- **DATA ENTRIES**
Start
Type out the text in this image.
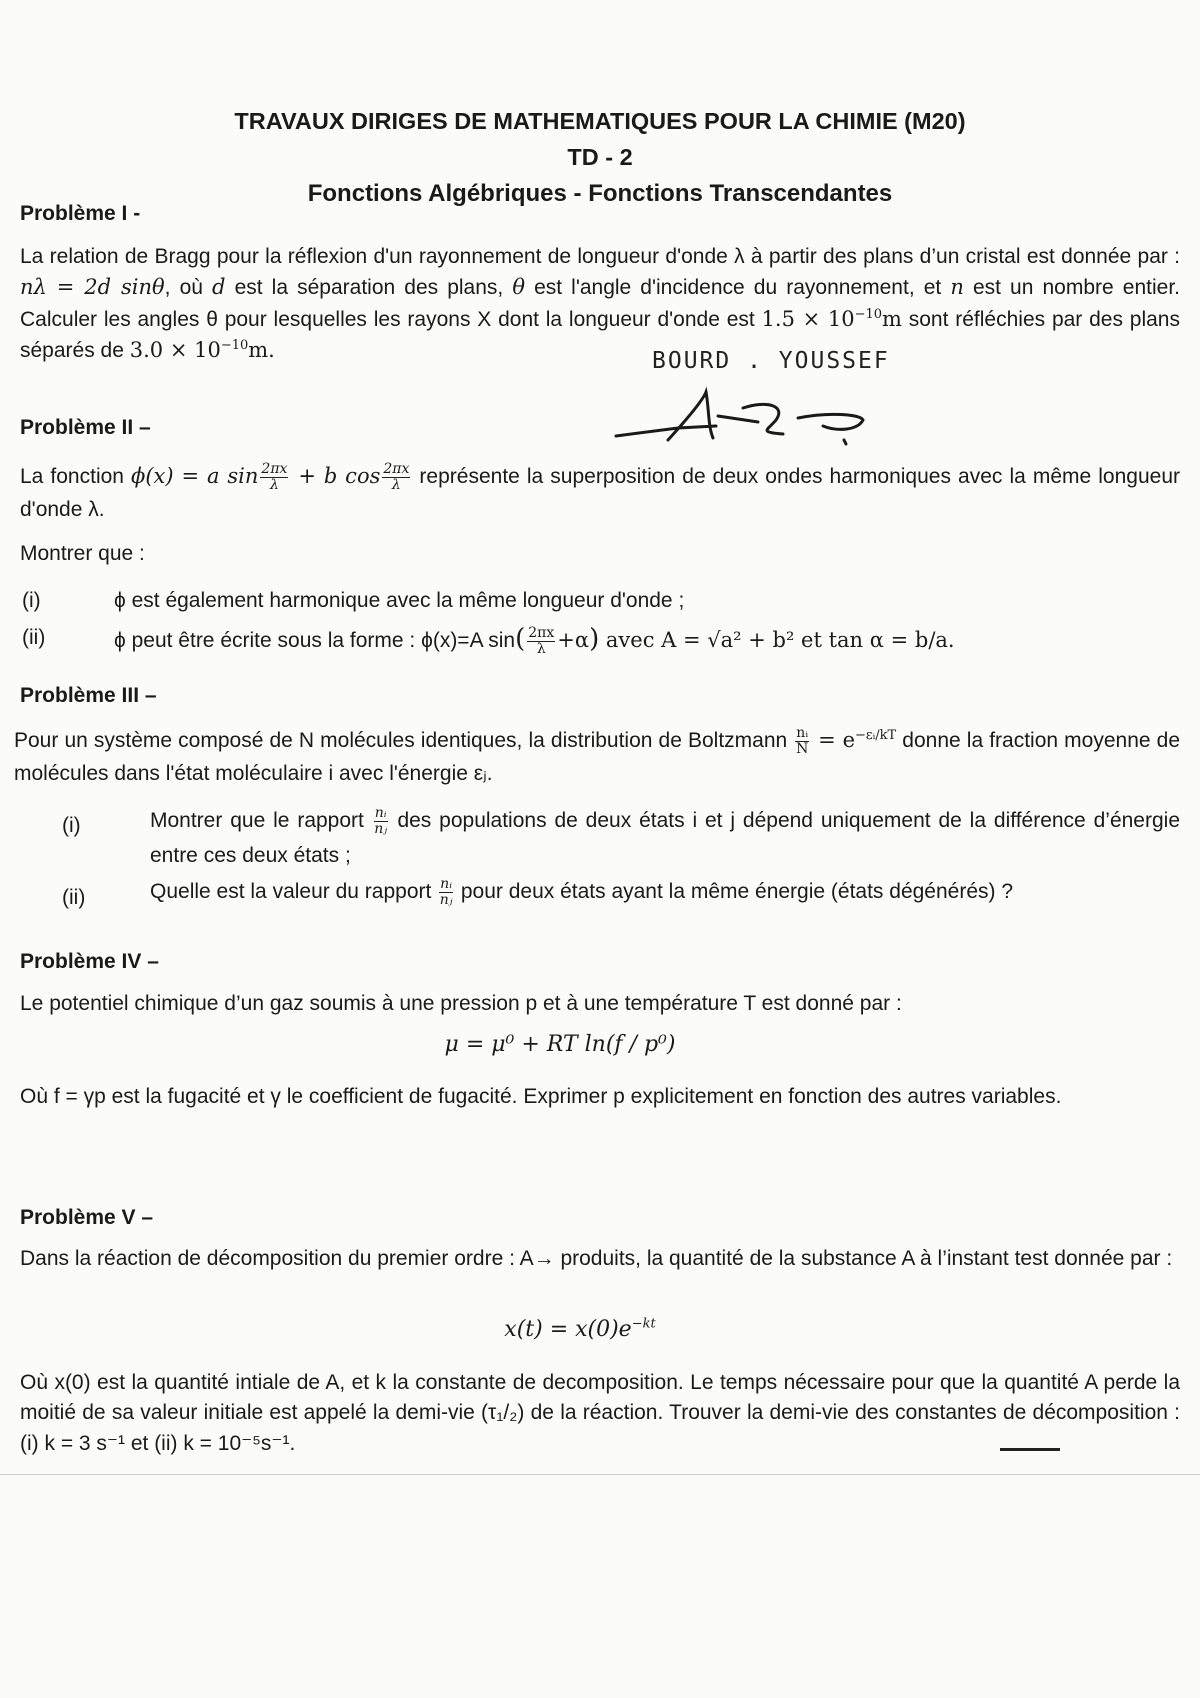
TRAVAUX DIRIGES DE MATHEMATIQUES POUR LA CHIMIE (M20)
TD - 2
Fonctions Algébriques - Fonctions Transcendantes
Problème I -
La relation de Bragg pour la réflexion d'un rayonnement de longueur d'onde λ à partir des plans d’un cristal est donnée par : nλ = 2d sinθ, où d est la séparation des plans, θ est l'angle d'incidence du rayonnement, et n est un nombre entier. Calculer les angles θ pour lesquelles les rayons X dont la longueur d'onde est $1.5 \times 10^{-10}m$ sont réfléchies par des plans séparés de $3.0 \times 10^{-10}m$.	BOURD . YOUSSEF
Problème II –
La fonction ϕ(x) = a $\sin \frac{2\pi x}{\lambda} + b$ $\cos \frac{2\pi x}{\lambda}$ représente la superposition de deux ondes harmoniques avec la même longueur d'onde λ.
Montrer que :
(i)	ϕ est également harmonique avec la même longueur d'onde ;
(ii)	ϕ peut être écrite sous la forme : ϕ(x)=A $\sin( \frac{2\pi x}{\lambda} +\alpha)$ avec A = √a² + b² et tan α = b/a.
Problème III –
Pour un système composé de N molécules identiques, la distribution de Boltzmann $\frac{\text{nᵢ}}{N} = e^{-\varepsilon ᵢ/kT}$ donne la fraction moyenne de molécules dans l'état moléculaire i avec l'énergie εⱼ.
(i)	Montrer que le rapport $\frac{\text{nᵢ}}{\text{nⱼ}}$ des populations de deux états i et j dépend uniquement de la différence d’énergie entre ces deux états ;
(ii)	Quelle est la valeur du rapport $\frac{\text{nᵢ}}{\text{nⱼ}}$ pour deux états ayant la même énergie (états dégénérés) ?
Problème IV –
Le potentiel chimique d’un gaz soumis à une pression p et à une température T est donné par :
μ = μ⁰ + RT ln(f / p⁰)
Où f = γp est la fugacité et γ le coefficient de fugacité. Exprimer p explicitement en fonction des autres variables.
Problème V –
Dans la réaction de décomposition du premier ordre : A→ produits, la quantité de la substance A à l’instant test donnée par :
$x(t) = x(0)e^{-kt}$
Où x(0) est la quantité intiale de A, et k la constante de decomposition. Le temps nécessaire pour que la quantité A perde la moitié de sa valeur initiale est appelé la demi-vie (τ₁/₂) de la réaction. Trouver la demi-vie des constantes de décomposition : (i) k = 3 s⁻¹ et (ii) k = 10⁻⁵s⁻¹.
End
- **DIRECTIONS FOR THIS TASK**
Output the records above exactly; leave out the pictures.

- **THE OUTPUT**
Type out the text in this image.
TRAVAUX DIRIGES DE MATHEMATIQUES POUR LA CHIMIE (M20)
TD - 2
Fonctions Algébriques - Fonctions Transcendantes
Problème I -
La relation de Bragg pour la réflexion d'un rayonnement de longueur d'onde λ à partir des plans d’un cristal est donnée par : nλ = 2d sinθ, où d est la séparation des plans, θ est l'angle d'incidence du rayonnement, et n est un nombre entier. Calculer les angles θ pour lesquelles les rayons X dont la longueur d'onde est $1.5 \times 10^{-10}m$ sont réfléchies par des plans séparés de $3.0 \times 10^{-10}m$.	BOURD . YOUSSEF
Problème II –
La fonction ϕ(x) = a $\sin \frac{2\pi x}{\lambda} + b$ $\cos \frac{2\pi x}{\lambda}$ représente la superposition de deux ondes harmoniques avec la même longueur d'onde λ.
Montrer que :
(i)	ϕ est également harmonique avec la même longueur d'onde ;
(ii)	ϕ peut être écrite sous la forme : ϕ(x)=A $\sin( \frac{2\pi x}{\lambda} +\alpha)$ avec A = √a² + b² et tan α = b/a.
Problème III –
Pour un système composé de N molécules identiques, la distribution de Boltzmann $\frac{\text{nᵢ}}{N} = e^{-\varepsilon ᵢ/kT}$ donne la fraction moyenne de molécules dans l'état moléculaire i avec l'énergie εⱼ.
(i)	Montrer que le rapport $\frac{\text{nᵢ}}{\text{nⱼ}}$ des populations de deux états i et j dépend uniquement de la différence d’énergie entre ces deux états ;
(ii)	Quelle est la valeur du rapport $\frac{\text{nᵢ}}{\text{nⱼ}}$ pour deux états ayant la même énergie (états dégénérés) ?
Problème IV –
Le potentiel chimique d’un gaz soumis à une pression p et à une température T est donné par :
μ = μ⁰ + RT ln(f / p⁰)
Où f = γp est la fugacité et γ le coefficient de fugacité. Exprimer p explicitement en fonction des autres variables.
Problème V –
Dans la réaction de décomposition du premier ordre : A→ produits, la quantité de la substance A à l’instant test donnée par :
$x(t) = x(0)e^{-kt}$
Où x(0) est la quantité intiale de A, et k la constante de decomposition. Le temps nécessaire pour que la quantité A perde la moitié de sa valeur initiale est appelé la demi-vie (τ₁/₂) de la réaction. Trouver la demi-vie des constantes de décomposition : (i) k = 3 s⁻¹ et (ii) k = 10⁻⁵s⁻¹.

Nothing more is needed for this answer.